→ WORK TO DO
Exactly repeat the material, dropping only the pictures.

→ RECORDS TO USE
========================================================================
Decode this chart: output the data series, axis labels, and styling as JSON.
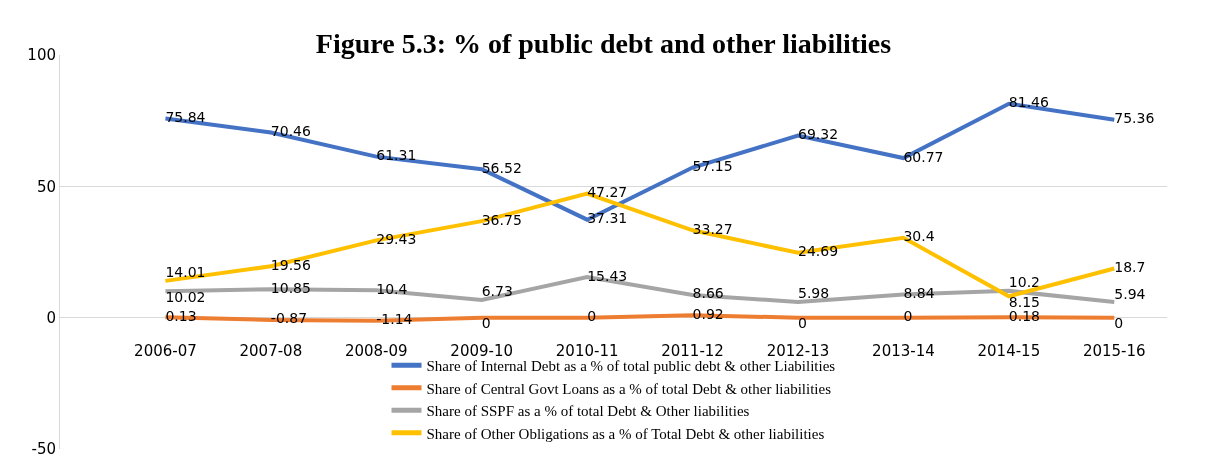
{
  "chart_data": {
    "type": "line",
    "title": "Figure 5.3: % of public debt and other liabilities",
    "categories": [
      "2006-07",
      "2007-08",
      "2008-09",
      "2009-10",
      "2010-11",
      "2011-12",
      "2012-13",
      "2013-14",
      "2014-15",
      "2015-16"
    ],
    "series": [
      {
        "name": "Share of Internal Debt as a % of total public debt & other Liabilities",
        "color": "#4472c4",
        "values": [
          75.84,
          70.46,
          61.31,
          56.52,
          37.31,
          57.15,
          69.32,
          60.77,
          81.46,
          75.36
        ]
      },
      {
        "name": "Share of Central Govt Loans as a % of total Debt & other liabilities",
        "color": "#ed7d31",
        "values": [
          0.13,
          -0.87,
          -1.14,
          0,
          0,
          0.92,
          0,
          0,
          0.18,
          0
        ]
      },
      {
        "name": "Share of SSPF as a % of total Debt & Other liabilities",
        "color": "#a5a5a5",
        "values": [
          10.02,
          10.85,
          10.4,
          6.73,
          15.43,
          8.66,
          5.98,
          8.84,
          10.2,
          5.94
        ]
      },
      {
        "name": "Share of Other Obligations as a % of Total Debt & other liabilities",
        "color": "#ffc000",
        "values": [
          14.01,
          19.56,
          29.43,
          36.75,
          47.27,
          33.27,
          24.69,
          30.4,
          8.15,
          18.7
        ]
      }
    ],
    "ylim": [
      -50,
      100
    ],
    "yticks": [
      -50,
      0,
      50,
      100
    ],
    "grid": "y",
    "legend": "bottom",
    "marker": "none",
    "line_style": "solid",
    "data_labels": true
  }
}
========================================================================
→ THE SOLUTION
Decode this chart: output the data series, axis labels, and styling as JSON.
{
  "chart_data": {
    "type": "line",
    "title": "Figure 5.3: % of public debt and other liabilities",
    "categories": [
      "2006-07",
      "2007-08",
      "2008-09",
      "2009-10",
      "2010-11",
      "2011-12",
      "2012-13",
      "2013-14",
      "2014-15",
      "2015-16"
    ],
    "series": [
      {
        "name": "Share of Internal Debt as a % of total public debt & other Liabilities",
        "color": "#4472c4",
        "values": [
          75.84,
          70.46,
          61.31,
          56.52,
          37.31,
          57.15,
          69.32,
          60.77,
          81.46,
          75.36
        ]
      },
      {
        "name": "Share of Central Govt Loans as a % of total Debt & other liabilities",
        "color": "#ed7d31",
        "values": [
          0.13,
          -0.87,
          -1.14,
          0,
          0,
          0.92,
          0,
          0,
          0.18,
          0
        ]
      },
      {
        "name": "Share of SSPF as a % of total Debt & Other liabilities",
        "color": "#a5a5a5",
        "values": [
          10.02,
          10.85,
          10.4,
          6.73,
          15.43,
          8.66,
          5.98,
          8.84,
          10.2,
          5.94
        ]
      },
      {
        "name": "Share of Other Obligations as a % of Total Debt & other liabilities",
        "color": "#ffc000",
        "values": [
          14.01,
          19.56,
          29.43,
          36.75,
          47.27,
          33.27,
          24.69,
          30.4,
          8.15,
          18.7
        ]
      }
    ],
    "ylim": [
      -50,
      100
    ],
    "yticks": [
      -50,
      0,
      50,
      100
    ],
    "grid": "y",
    "legend": "bottom",
    "marker": "none",
    "line_style": "solid",
    "data_labels": true
  }
}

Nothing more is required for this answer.